## Given request
Extract each line of the records below that contains the word "Dirección".

## Material for this task
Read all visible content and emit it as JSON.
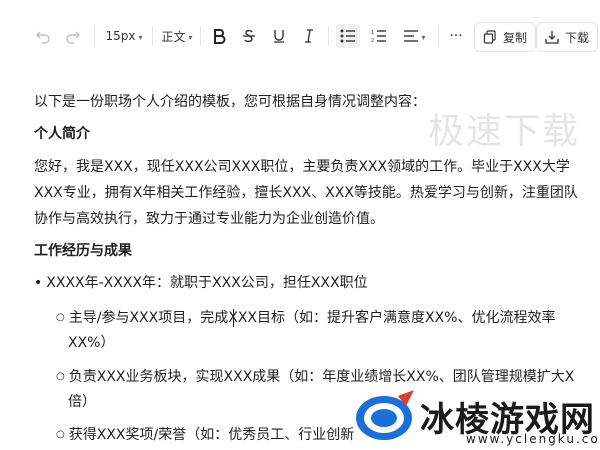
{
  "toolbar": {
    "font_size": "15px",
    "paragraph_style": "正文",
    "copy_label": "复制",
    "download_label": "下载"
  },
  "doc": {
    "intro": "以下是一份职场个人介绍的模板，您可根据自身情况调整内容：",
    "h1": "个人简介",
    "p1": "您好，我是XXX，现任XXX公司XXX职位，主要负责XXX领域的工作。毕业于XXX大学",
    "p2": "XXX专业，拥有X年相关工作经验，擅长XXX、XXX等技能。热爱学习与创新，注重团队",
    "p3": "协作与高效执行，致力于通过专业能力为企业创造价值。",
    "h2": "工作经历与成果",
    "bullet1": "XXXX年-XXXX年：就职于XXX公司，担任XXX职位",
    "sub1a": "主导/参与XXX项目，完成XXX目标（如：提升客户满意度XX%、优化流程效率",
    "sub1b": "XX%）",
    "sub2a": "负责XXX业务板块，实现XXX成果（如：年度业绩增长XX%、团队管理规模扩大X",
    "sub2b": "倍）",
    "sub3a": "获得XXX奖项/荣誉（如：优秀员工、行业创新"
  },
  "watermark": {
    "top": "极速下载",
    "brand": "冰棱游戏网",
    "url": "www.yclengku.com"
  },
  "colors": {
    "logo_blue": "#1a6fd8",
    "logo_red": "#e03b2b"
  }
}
* * *
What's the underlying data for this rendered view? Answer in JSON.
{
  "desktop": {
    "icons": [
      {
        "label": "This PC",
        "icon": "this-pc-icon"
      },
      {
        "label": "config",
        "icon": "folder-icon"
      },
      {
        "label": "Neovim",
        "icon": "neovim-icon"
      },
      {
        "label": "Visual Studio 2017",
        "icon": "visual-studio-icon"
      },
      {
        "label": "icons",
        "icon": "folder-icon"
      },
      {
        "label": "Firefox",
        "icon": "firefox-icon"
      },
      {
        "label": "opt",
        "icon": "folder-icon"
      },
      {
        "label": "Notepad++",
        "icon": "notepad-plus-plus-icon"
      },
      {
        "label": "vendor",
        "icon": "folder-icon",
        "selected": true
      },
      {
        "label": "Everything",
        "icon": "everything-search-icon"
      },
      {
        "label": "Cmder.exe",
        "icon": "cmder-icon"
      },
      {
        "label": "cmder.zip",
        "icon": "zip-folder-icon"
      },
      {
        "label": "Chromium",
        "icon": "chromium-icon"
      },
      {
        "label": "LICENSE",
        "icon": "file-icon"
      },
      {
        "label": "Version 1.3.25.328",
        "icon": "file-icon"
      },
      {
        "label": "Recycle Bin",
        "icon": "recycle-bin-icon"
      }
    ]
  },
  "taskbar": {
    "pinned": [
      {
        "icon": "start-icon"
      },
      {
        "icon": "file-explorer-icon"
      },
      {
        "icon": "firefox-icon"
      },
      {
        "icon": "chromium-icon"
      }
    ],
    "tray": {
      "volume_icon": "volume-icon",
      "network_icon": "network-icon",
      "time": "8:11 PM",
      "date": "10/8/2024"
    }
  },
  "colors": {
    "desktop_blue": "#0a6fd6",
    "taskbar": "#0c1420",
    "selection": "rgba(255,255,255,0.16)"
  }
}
* * *
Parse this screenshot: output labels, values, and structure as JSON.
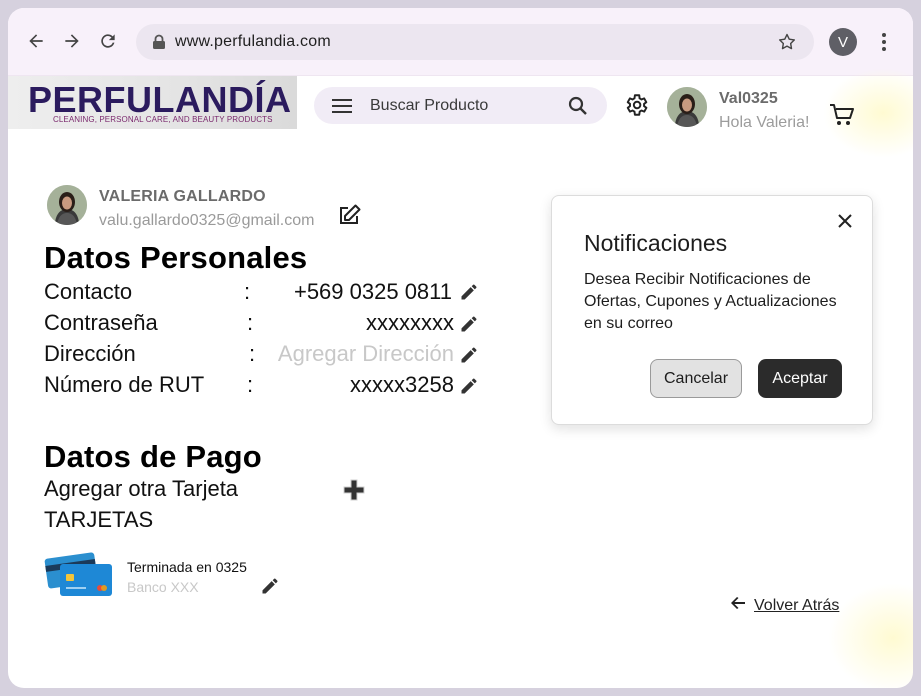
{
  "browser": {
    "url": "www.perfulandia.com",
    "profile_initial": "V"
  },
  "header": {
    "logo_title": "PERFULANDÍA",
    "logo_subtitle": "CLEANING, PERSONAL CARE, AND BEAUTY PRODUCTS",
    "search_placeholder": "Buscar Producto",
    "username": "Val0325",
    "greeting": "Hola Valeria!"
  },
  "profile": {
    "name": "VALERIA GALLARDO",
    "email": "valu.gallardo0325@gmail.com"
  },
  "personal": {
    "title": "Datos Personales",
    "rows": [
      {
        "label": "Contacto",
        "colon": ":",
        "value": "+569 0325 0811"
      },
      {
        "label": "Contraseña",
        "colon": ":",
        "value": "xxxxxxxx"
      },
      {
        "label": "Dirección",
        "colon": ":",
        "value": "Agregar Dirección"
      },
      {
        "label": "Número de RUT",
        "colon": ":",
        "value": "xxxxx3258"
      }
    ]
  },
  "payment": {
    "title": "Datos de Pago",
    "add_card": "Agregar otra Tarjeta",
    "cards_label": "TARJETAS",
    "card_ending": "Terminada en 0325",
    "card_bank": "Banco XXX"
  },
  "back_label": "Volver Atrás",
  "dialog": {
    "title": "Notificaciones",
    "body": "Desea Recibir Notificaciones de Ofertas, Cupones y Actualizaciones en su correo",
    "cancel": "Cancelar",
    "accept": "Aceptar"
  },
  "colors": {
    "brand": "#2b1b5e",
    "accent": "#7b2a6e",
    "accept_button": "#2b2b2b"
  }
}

## Expected output
        "label": "Dirección",
        "value": "Agregar Dirección"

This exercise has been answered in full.